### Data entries
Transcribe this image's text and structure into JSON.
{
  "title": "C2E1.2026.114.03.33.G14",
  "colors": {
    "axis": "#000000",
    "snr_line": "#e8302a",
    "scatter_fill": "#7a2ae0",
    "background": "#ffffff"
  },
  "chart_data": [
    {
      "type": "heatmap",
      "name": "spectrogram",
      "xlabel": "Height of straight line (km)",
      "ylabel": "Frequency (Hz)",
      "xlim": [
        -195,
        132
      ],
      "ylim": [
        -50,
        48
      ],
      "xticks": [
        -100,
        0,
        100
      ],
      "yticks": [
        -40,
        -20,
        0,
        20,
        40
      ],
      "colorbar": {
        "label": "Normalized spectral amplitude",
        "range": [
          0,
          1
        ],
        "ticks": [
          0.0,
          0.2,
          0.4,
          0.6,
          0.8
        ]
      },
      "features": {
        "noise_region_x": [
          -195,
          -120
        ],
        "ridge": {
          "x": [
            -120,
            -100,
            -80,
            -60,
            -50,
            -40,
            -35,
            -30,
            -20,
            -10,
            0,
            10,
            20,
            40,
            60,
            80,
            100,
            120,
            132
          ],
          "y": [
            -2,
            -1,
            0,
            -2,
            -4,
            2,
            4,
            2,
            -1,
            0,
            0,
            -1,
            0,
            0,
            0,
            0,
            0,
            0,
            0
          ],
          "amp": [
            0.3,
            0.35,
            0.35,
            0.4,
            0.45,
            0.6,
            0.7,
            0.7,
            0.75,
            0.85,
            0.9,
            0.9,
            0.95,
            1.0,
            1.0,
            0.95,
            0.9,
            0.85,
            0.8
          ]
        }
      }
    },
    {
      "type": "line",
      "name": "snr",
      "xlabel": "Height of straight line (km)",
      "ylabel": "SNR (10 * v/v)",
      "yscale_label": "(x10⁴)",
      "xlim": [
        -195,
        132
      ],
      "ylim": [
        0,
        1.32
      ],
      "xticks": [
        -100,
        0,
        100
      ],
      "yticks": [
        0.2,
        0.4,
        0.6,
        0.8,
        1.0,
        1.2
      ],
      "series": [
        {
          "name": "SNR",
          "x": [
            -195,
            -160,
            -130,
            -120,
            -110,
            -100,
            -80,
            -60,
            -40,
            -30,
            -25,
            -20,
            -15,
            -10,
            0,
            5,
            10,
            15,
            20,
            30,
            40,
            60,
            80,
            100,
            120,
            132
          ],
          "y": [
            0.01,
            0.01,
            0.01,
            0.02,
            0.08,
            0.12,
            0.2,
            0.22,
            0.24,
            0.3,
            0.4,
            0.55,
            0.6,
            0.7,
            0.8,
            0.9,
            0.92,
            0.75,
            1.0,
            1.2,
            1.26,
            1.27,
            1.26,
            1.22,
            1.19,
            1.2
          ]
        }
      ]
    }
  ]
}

### WORK TO COMPLETE
The listing above must be transcribed exactly, line by line.

### TASK SOLUTION
Transcribe this image's text and structure into JSON.
{
  "title": "C2E1.2026.114.03.33.G14",
  "colors": {
    "axis": "#000000",
    "snr_line": "#e8302a",
    "scatter_fill": "#7a2ae0",
    "background": "#ffffff"
  },
  "chart_data": [
    {
      "type": "heatmap",
      "name": "spectrogram",
      "xlabel": "Height of straight line (km)",
      "ylabel": "Frequency (Hz)",
      "xlim": [
        -195,
        132
      ],
      "ylim": [
        -50,
        48
      ],
      "xticks": [
        -100,
        0,
        100
      ],
      "yticks": [
        -40,
        -20,
        0,
        20,
        40
      ],
      "colorbar": {
        "label": "Normalized spectral amplitude",
        "range": [
          0,
          1
        ],
        "ticks": [
          0.0,
          0.2,
          0.4,
          0.6,
          0.8
        ]
      },
      "features": {
        "noise_region_x": [
          -195,
          -120
        ],
        "ridge": {
          "x": [
            -120,
            -100,
            -80,
            -60,
            -50,
            -40,
            -35,
            -30,
            -20,
            -10,
            0,
            10,
            20,
            40,
            60,
            80,
            100,
            120,
            132
          ],
          "y": [
            -2,
            -1,
            0,
            -2,
            -4,
            2,
            4,
            2,
            -1,
            0,
            0,
            -1,
            0,
            0,
            0,
            0,
            0,
            0,
            0
          ],
          "amp": [
            0.3,
            0.35,
            0.35,
            0.4,
            0.45,
            0.6,
            0.7,
            0.7,
            0.75,
            0.85,
            0.9,
            0.9,
            0.95,
            1.0,
            1.0,
            0.95,
            0.9,
            0.85,
            0.8
          ]
        }
      }
    },
    {
      "type": "line",
      "name": "snr",
      "xlabel": "Height of straight line (km)",
      "ylabel": "SNR (10 * v/v)",
      "yscale_label": "(x10⁴)",
      "xlim": [
        -195,
        132
      ],
      "ylim": [
        0,
        1.32
      ],
      "xticks": [
        -100,
        0,
        100
      ],
      "yticks": [
        0.2,
        0.4,
        0.6,
        0.8,
        1.0,
        1.2
      ],
      "series": [
        {
          "name": "SNR",
          "x": [
            -195,
            -160,
            -130,
            -120,
            -110,
            -100,
            -80,
            -60,
            -40,
            -30,
            -25,
            -20,
            -15,
            -10,
            0,
            5,
            10,
            15,
            20,
            30,
            40,
            60,
            80,
            100,
            120,
            132
          ],
          "y": [
            0.01,
            0.01,
            0.01,
            0.02,
            0.08,
            0.12,
            0.2,
            0.22,
            0.24,
            0.3,
            0.4,
            0.55,
            0.6,
            0.7,
            0.8,
            0.9,
            0.92,
            0.75,
            1.0,
            1.2,
            1.26,
            1.27,
            1.26,
            1.22,
            1.19,
            1.2
          ]
        }
      ]
    }
  ]
}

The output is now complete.